THE RECORDS:
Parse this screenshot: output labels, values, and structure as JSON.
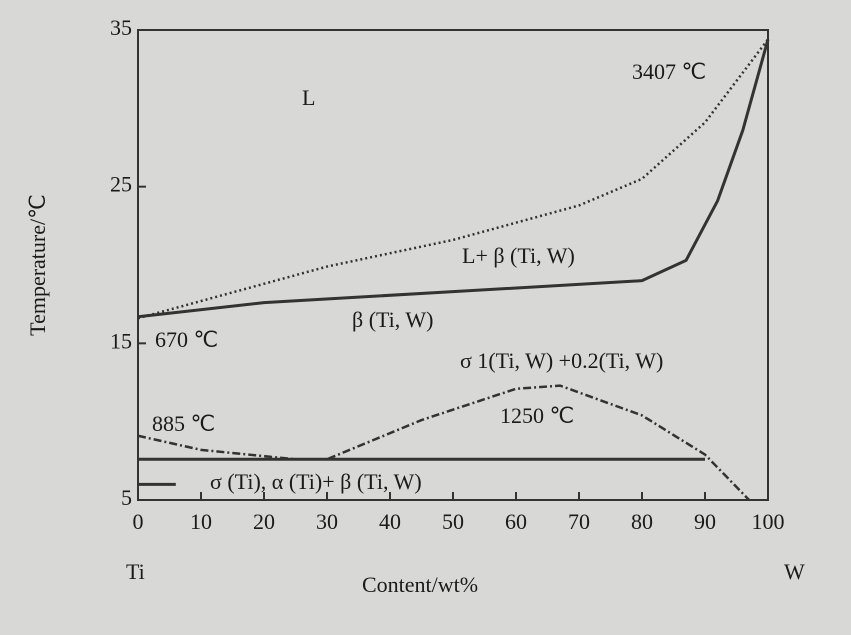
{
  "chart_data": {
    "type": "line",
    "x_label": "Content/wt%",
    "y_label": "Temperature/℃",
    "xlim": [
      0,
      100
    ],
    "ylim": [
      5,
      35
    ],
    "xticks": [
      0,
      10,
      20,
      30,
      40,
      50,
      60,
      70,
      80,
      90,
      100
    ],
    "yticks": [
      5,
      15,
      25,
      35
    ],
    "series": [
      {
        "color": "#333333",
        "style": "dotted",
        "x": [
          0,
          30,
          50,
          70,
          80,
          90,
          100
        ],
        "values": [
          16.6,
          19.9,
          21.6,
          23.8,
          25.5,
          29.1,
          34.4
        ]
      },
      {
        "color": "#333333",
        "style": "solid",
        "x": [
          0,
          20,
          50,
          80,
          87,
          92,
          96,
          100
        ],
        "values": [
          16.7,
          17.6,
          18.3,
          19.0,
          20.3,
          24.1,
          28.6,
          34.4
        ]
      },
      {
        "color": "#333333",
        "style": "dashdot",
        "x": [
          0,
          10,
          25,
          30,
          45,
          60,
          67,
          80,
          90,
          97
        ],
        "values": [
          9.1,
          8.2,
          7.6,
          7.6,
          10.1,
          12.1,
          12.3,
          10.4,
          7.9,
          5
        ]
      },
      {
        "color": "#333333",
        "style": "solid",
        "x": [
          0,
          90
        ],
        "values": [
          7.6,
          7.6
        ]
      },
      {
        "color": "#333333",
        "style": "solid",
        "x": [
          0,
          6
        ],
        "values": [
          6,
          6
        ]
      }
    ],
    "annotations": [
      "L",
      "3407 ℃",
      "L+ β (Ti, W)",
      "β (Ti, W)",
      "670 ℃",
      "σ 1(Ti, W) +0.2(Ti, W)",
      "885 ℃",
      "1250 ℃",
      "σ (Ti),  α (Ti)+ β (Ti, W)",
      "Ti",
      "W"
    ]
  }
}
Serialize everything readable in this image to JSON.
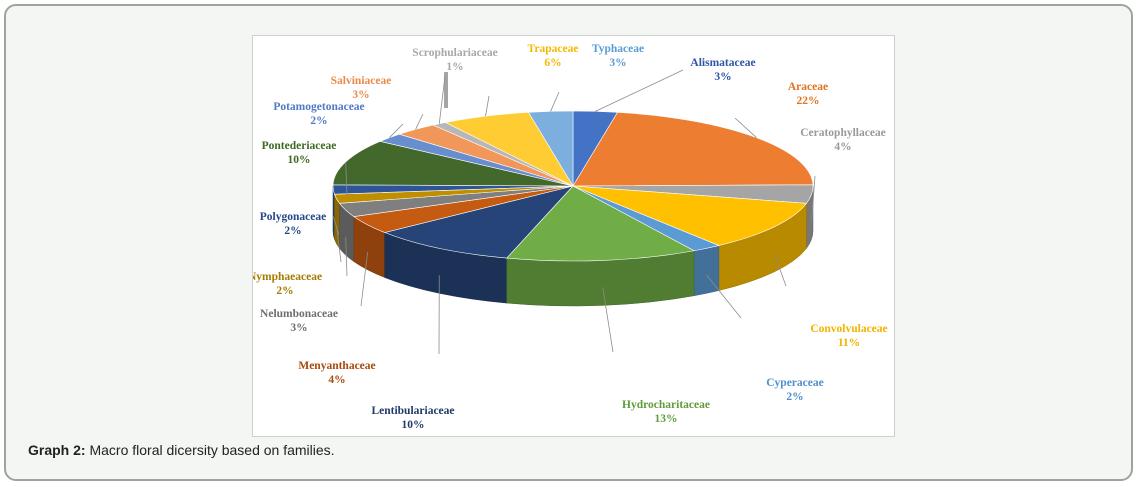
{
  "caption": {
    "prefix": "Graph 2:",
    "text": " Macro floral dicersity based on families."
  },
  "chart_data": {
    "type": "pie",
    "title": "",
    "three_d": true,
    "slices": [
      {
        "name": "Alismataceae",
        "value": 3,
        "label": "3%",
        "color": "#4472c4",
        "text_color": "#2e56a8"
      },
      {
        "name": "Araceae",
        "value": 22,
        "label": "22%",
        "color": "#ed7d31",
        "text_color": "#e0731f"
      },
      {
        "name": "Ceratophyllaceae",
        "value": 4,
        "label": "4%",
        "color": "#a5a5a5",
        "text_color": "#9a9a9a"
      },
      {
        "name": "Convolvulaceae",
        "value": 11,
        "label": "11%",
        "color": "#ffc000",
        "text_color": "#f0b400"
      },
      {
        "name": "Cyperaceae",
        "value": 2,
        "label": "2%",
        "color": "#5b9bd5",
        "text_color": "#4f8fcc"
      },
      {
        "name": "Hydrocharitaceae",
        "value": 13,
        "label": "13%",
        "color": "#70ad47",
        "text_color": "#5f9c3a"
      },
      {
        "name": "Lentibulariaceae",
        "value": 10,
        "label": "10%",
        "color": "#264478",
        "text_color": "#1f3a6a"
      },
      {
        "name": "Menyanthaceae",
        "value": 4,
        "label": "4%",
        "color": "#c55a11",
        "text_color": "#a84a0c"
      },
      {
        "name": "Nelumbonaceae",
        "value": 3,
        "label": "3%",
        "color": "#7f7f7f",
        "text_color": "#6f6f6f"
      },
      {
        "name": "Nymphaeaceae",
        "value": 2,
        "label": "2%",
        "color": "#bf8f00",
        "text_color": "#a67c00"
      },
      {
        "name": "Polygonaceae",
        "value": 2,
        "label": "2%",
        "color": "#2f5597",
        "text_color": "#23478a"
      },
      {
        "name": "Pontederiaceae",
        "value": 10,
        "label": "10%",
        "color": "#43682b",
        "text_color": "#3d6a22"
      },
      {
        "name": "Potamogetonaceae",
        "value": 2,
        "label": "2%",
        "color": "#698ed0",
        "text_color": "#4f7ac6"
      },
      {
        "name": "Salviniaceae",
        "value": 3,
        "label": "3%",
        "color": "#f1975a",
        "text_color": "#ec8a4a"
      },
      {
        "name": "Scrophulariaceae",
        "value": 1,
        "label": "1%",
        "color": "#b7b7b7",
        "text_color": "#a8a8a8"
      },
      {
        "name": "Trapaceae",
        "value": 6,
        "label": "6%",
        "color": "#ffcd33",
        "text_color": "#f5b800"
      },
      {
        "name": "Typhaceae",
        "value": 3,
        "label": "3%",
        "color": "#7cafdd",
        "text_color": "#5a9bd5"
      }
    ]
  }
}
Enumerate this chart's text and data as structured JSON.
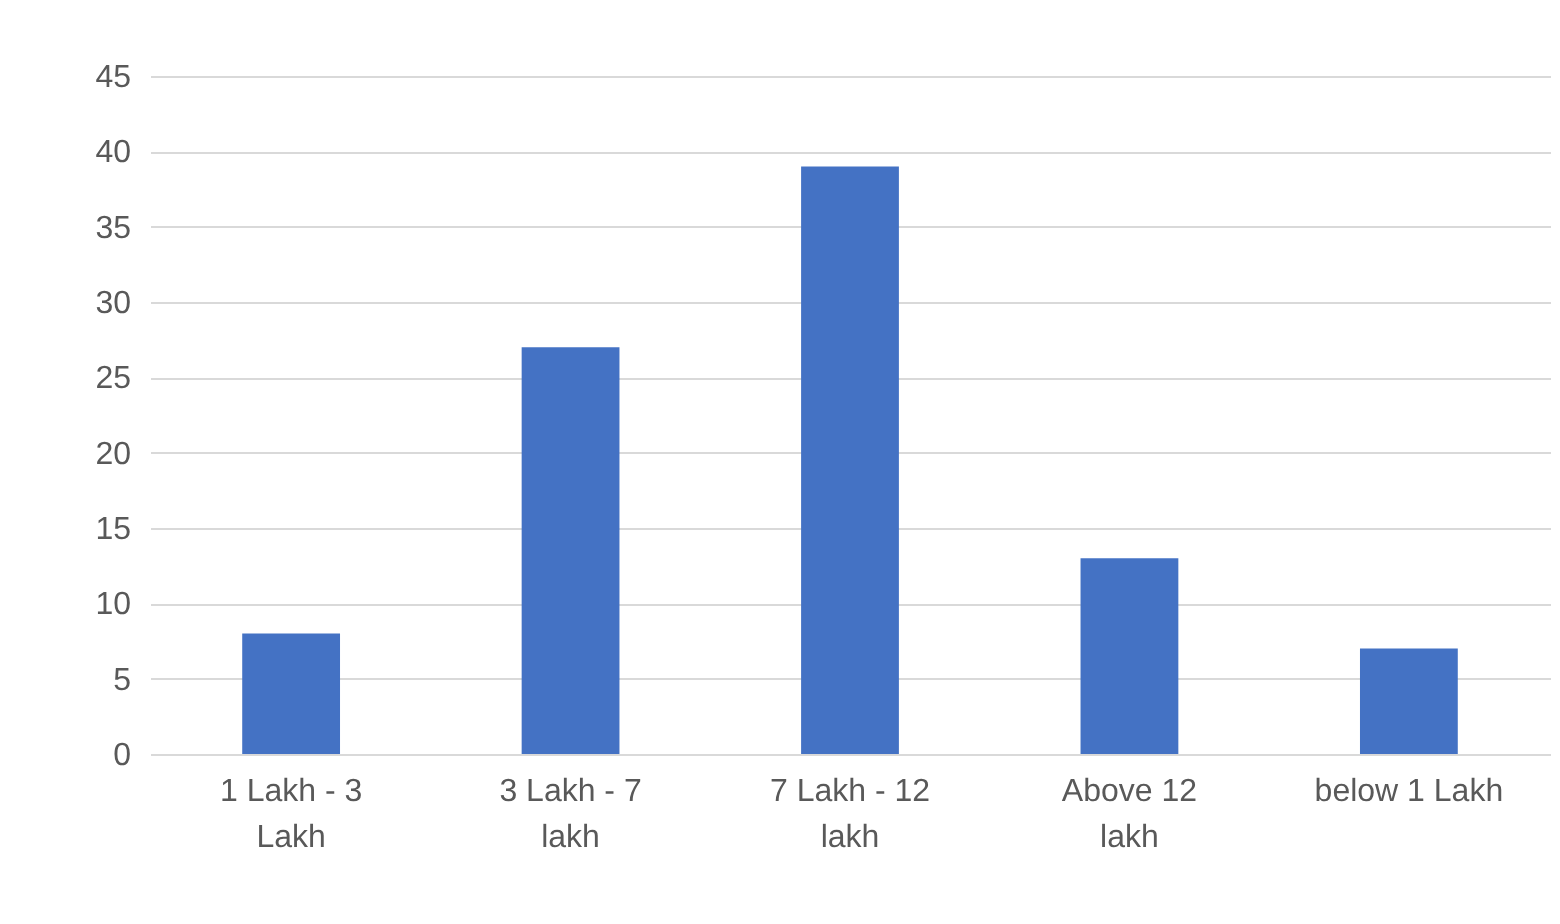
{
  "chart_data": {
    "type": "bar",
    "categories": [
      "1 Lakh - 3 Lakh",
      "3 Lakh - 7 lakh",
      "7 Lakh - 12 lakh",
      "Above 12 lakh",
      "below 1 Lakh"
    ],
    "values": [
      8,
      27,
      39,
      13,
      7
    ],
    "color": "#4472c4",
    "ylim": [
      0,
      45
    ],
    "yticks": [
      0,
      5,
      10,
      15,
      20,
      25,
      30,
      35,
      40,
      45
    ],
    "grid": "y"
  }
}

PROBLEM TO WORK ON:
Count the lines in the entries that hold the word "this", and give nothing but the total.

EXERCISE ANSWER:
3